-- start of Dataset excerpts --

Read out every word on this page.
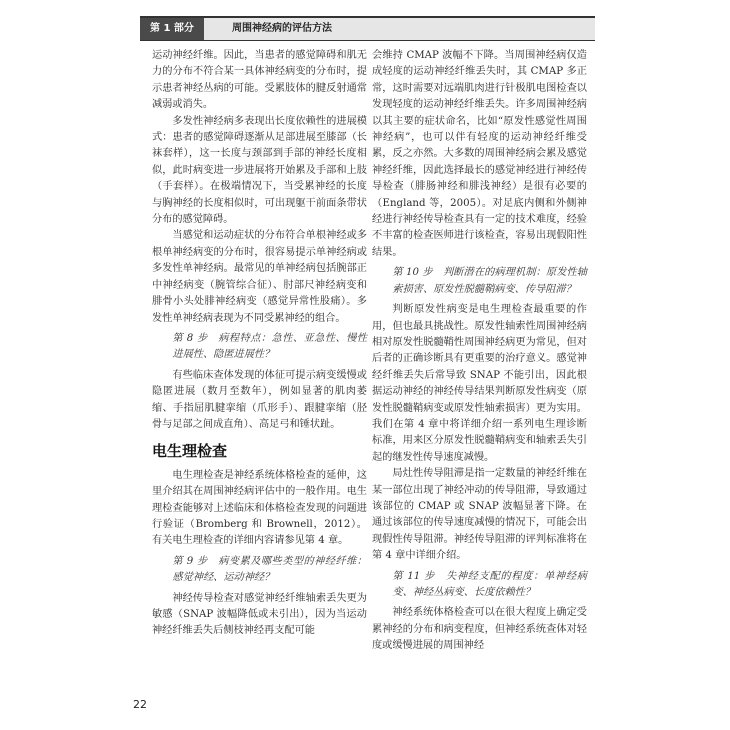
第 1 部分	周围神经病的评估方法

运动神经纤维。因此，当患者的感觉障碍和肌无力的分布不符合某一具体神经病变的分布时，提示患者神经丛病的可能。受累肢体的腱反射通常减弱或消失。

多发性神经病多表现出长度依赖性的进展模式：患者的感觉障碍逐渐从足部进展至膝部（长袜套样），这一长度与颈部到手部的神经长度相似，此时病变进一步进展将开始累及手部和上肢（手套样）。在极端情况下，当受累神经的长度与胸神经的长度相似时，可出现躯干前面条带状分布的感觉障碍。

当感觉和运动症状的分布符合单根神经或多根单神经病变的分布时，很容易提示单神经病或多发性单神经病。最常见的单神经病包括腕部正中神经病变（腕管综合征）、肘部尺神经病变和腓骨小头处腓神经病变（感觉异常性股痛）。多发性单神经病表现为不同受累神经的组合。

第 8 步　病程特点：急性、亚急性、慢性进展性、隐匿进展性？

有些临床查体发现的体征可提示病变缓慢或隐匿进展（数月至数年），例如显著的肌肉萎缩、手指屈肌腱挛缩（爪形手）、跟腱挛缩（胫骨与足部之间成直角）、高足弓和锤状趾。

电生理检查

电生理检查是神经系统体格检查的延伸，这里介绍其在周围神经病评估中的一般作用。电生理检查能够对上述临床和体格检查发现的问题进行验证（Bromberg 和 Brownell，2012）。有关电生理检查的详细内容请参见第 4 章。

第 9 步　病变累及哪些类型的神经纤维：感觉神经、运动神经？

神经传导检查对感觉神经纤维轴索丢失更为敏感（SNAP 波幅降低或未引出），因为当运动神经纤维丢失后侧枝神经再支配可能

会维持 CMAP 波幅不下降。当周围神经病仅造成轻度的运动神经纤维丢失时，其 CMAP 多正常，这时需要对远端肌肉进行针极肌电图检查以发现轻度的运动神经纤维丢失。许多周围神经病以其主要的症状命名，比如“原发性感觉性周围神经病”，也可以伴有轻度的运动神经纤维受累，反之亦然。大多数的周围神经病会累及感觉神经纤维，因此选择最长的感觉神经进行神经传导检查（腓肠神经和腓浅神经）是很有必要的（England 等，2005）。对足底内侧和外侧神经进行神经传导检查具有一定的技术难度，经验不丰富的检查医师进行该检查，容易出现假阳性结果。

第 10 步　判断潜在的病理机制：原发性轴索损害、原发性脱髓鞘病变、传导阻滞？

判断原发性病变是电生理检查最重要的作用，但也最具挑战性。原发性轴索性周围神经病相对原发性脱髓鞘性周围神经病更为常见，但对后者的正确诊断具有更重要的治疗意义。感觉神经纤维丢失后常导致 SNAP 不能引出，因此根据运动神经的神经传导结果判断原发性病变（原发性脱髓鞘病变或原发性轴索损害）更为实用。我们在第 4 章中将详细介绍一系列电生理诊断标准，用来区分原发性脱髓鞘病变和轴索丢失引起的继发性传导速度减慢。

局灶性传导阻滞是指一定数量的神经纤维在某一部位出现了神经冲动的传导阻滞，导致通过该部位的 CMAP 或 SNAP 波幅显著下降。在通过该部位的传导速度减慢的情况下，可能会出现假性传导阻滞。神经传导阻滞的评判标准将在第 4 章中详细介绍。

第 11 步　失神经支配的程度：单神经病变、神经丛病变、长度依赖性？

神经系统体格检查可以在很大程度上确定受累神经的分布和病变程度，但神经系统查体对轻度或缓慢进展的周围神经

22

-- end of Dataset excerpts --

Every entry above needs to be retyped exactly; drop the pictures.

# Exercise response
Read out every word on this page.
第 1 部分	周围神经病的评估方法

运动神经纤维。因此，当患者的感觉障碍和肌无力的分布不符合某一具体神经病变的分布时，提示患者神经丛病的可能。受累肢体的腱反射通常减弱或消失。

多发性神经病多表现出长度依赖性的进展模式：患者的感觉障碍逐渐从足部进展至膝部（长袜套样），这一长度与颈部到手部的神经长度相似，此时病变进一步进展将开始累及手部和上肢（手套样）。在极端情况下，当受累神经的长度与胸神经的长度相似时，可出现躯干前面条带状分布的感觉障碍。

当感觉和运动症状的分布符合单根神经或多根单神经病变的分布时，很容易提示单神经病或多发性单神经病。最常见的单神经病包括腕部正中神经病变（腕管综合征）、肘部尺神经病变和腓骨小头处腓神经病变（感觉异常性股痛）。多发性单神经病表现为不同受累神经的组合。

第 8 步　病程特点：急性、亚急性、慢性进展性、隐匿进展性？

有些临床查体发现的体征可提示病变缓慢或隐匿进展（数月至数年），例如显著的肌肉萎缩、手指屈肌腱挛缩（爪形手）、跟腱挛缩（胫骨与足部之间成直角）、高足弓和锤状趾。

电生理检查

电生理检查是神经系统体格检查的延伸，这里介绍其在周围神经病评估中的一般作用。电生理检查能够对上述临床和体格检查发现的问题进行验证（Bromberg 和 Brownell，2012）。有关电生理检查的详细内容请参见第 4 章。

第 9 步　病变累及哪些类型的神经纤维：感觉神经、运动神经？

神经传导检查对感觉神经纤维轴索丢失更为敏感（SNAP 波幅降低或未引出），因为当运动神经纤维丢失后侧枝神经再支配可能

会维持 CMAP 波幅不下降。当周围神经病仅造成轻度的运动神经纤维丢失时，其 CMAP 多正常，这时需要对远端肌肉进行针极肌电图检查以发现轻度的运动神经纤维丢失。许多周围神经病以其主要的症状命名，比如“原发性感觉性周围神经病”，也可以伴有轻度的运动神经纤维受累，反之亦然。大多数的周围神经病会累及感觉神经纤维，因此选择最长的感觉神经进行神经传导检查（腓肠神经和腓浅神经）是很有必要的（England 等，2005）。对足底内侧和外侧神经进行神经传导检查具有一定的技术难度，经验不丰富的检查医师进行该检查，容易出现假阳性结果。

第 10 步　判断潜在的病理机制：原发性轴索损害、原发性脱髓鞘病变、传导阻滞？

判断原发性病变是电生理检查最重要的作用，但也最具挑战性。原发性轴索性周围神经病相对原发性脱髓鞘性周围神经病更为常见，但对后者的正确诊断具有更重要的治疗意义。感觉神经纤维丢失后常导致 SNAP 不能引出，因此根据运动神经的神经传导结果判断原发性病变（原发性脱髓鞘病变或原发性轴索损害）更为实用。我们在第 4 章中将详细介绍一系列电生理诊断标准，用来区分原发性脱髓鞘病变和轴索丢失引起的继发性传导速度减慢。

局灶性传导阻滞是指一定数量的神经纤维在某一部位出现了神经冲动的传导阻滞，导致通过该部位的 CMAP 或 SNAP 波幅显著下降。在通过该部位的传导速度减慢的情况下，可能会出现假性传导阻滞。神经传导阻滞的评判标准将在第 4 章中详细介绍。

第 11 步　失神经支配的程度：单神经病变、神经丛病变、长度依赖性？

神经系统体格检查可以在很大程度上确定受累神经的分布和病变程度，但神经系统查体对轻度或缓慢进展的周围神经

22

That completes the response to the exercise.